## Work instructions
Please pull out every line that includes the string "duration".

## Material

***

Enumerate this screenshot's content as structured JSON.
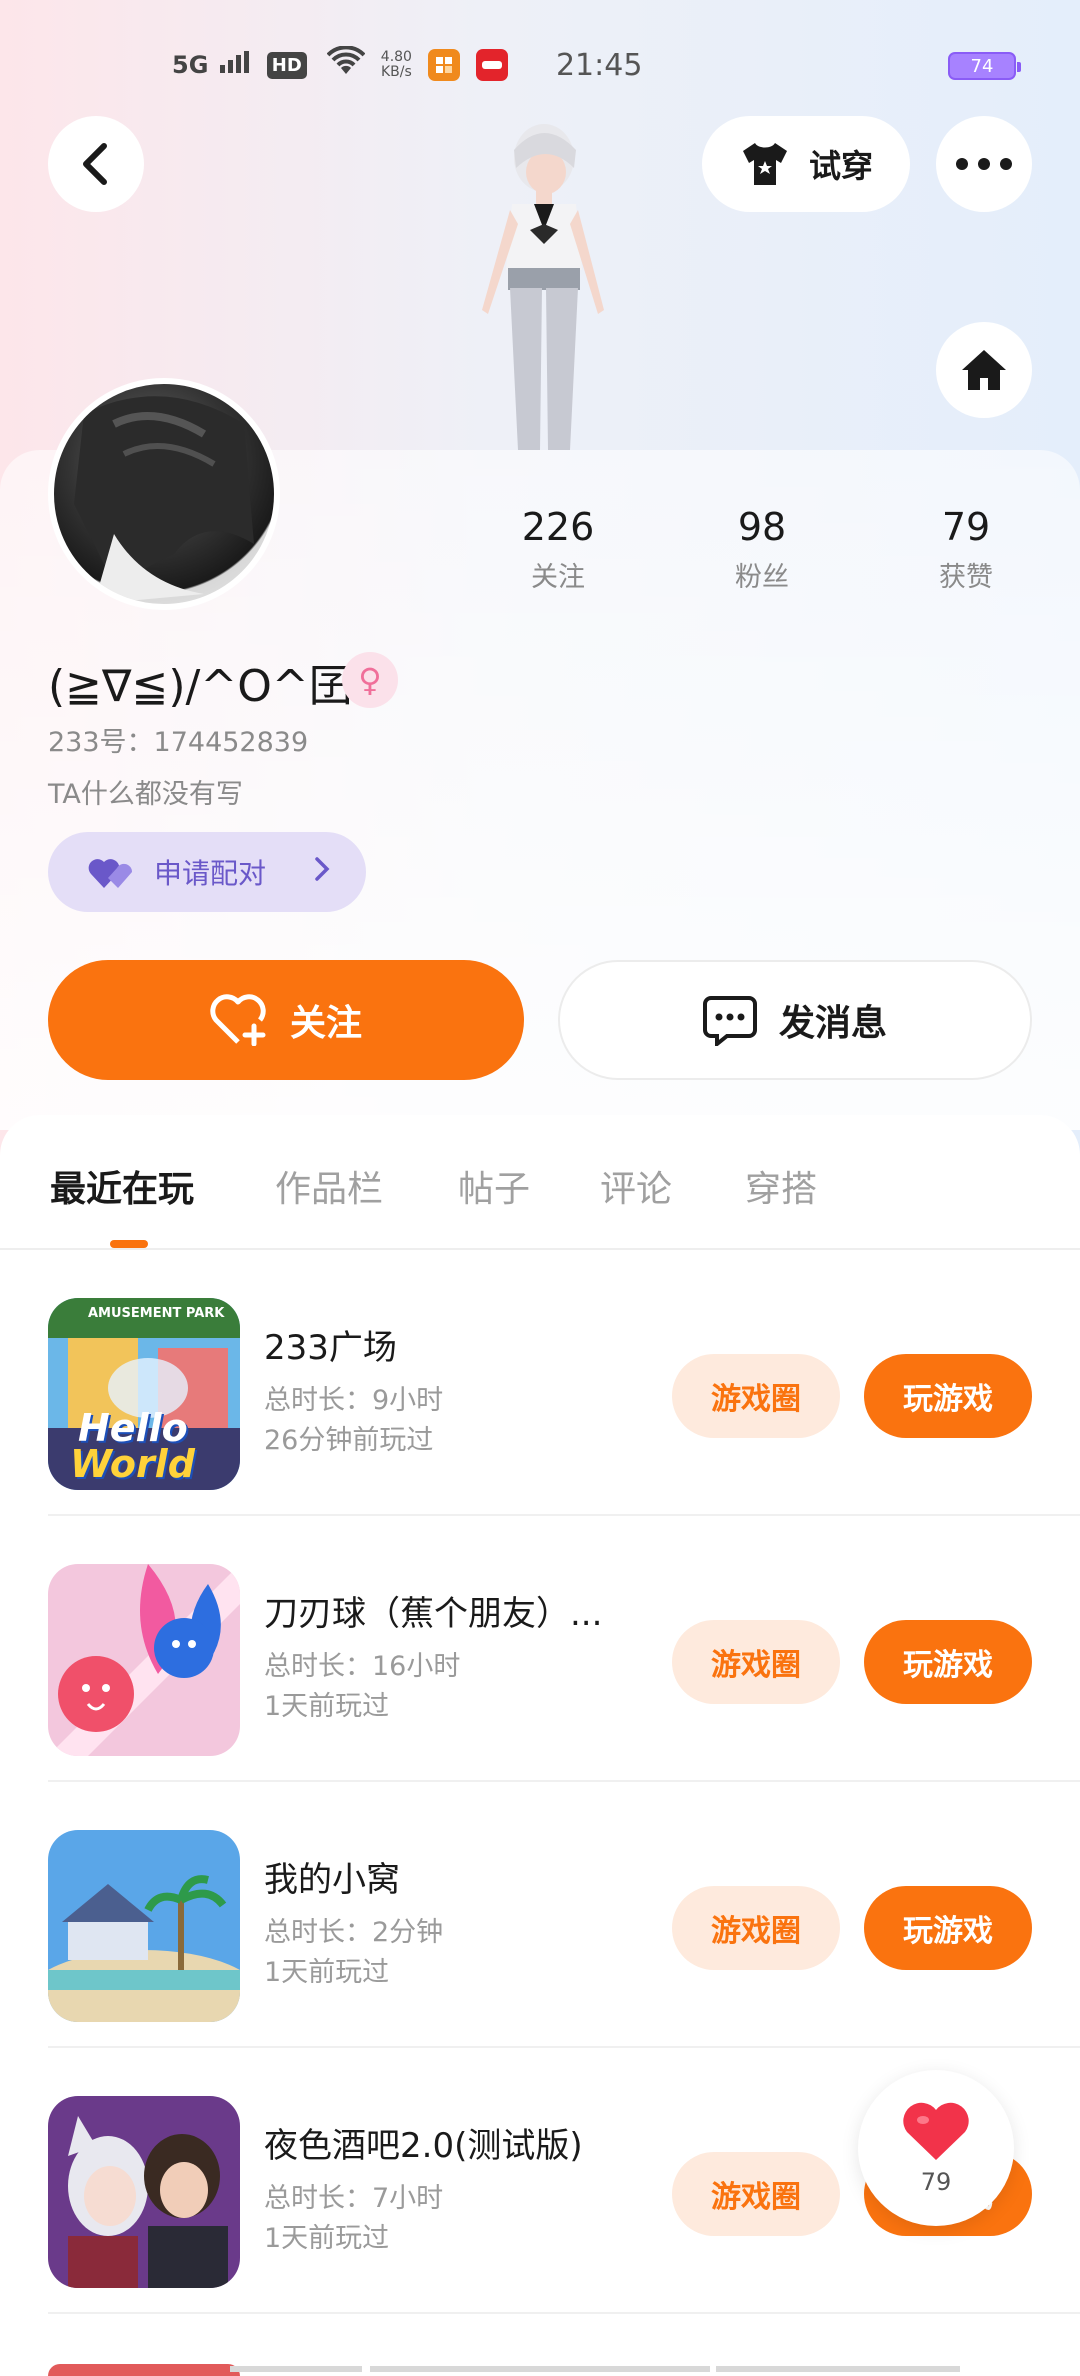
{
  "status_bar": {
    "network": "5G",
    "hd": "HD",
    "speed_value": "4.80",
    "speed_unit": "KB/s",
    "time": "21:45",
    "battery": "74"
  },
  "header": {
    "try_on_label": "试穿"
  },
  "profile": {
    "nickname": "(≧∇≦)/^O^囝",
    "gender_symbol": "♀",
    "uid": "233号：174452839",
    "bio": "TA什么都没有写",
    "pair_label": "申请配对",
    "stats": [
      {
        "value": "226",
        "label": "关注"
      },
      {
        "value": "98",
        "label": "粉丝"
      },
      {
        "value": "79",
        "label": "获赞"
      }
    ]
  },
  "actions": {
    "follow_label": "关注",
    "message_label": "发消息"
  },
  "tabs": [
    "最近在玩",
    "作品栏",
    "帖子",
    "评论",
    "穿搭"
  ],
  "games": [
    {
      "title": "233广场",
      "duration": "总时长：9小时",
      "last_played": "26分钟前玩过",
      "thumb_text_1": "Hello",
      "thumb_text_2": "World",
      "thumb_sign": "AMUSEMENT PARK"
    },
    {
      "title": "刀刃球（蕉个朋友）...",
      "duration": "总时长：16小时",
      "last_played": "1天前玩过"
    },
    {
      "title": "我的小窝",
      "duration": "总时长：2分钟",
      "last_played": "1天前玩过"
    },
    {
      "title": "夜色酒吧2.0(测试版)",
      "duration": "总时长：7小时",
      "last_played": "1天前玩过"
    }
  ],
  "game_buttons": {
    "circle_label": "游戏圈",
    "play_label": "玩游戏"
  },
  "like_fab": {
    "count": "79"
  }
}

***

## Finished exercise
      "duration": "总时长：9小时",
      "duration": "总时长：16小时",
      "duration": "总时长：2分钟",
      "duration": "总时长：7小时",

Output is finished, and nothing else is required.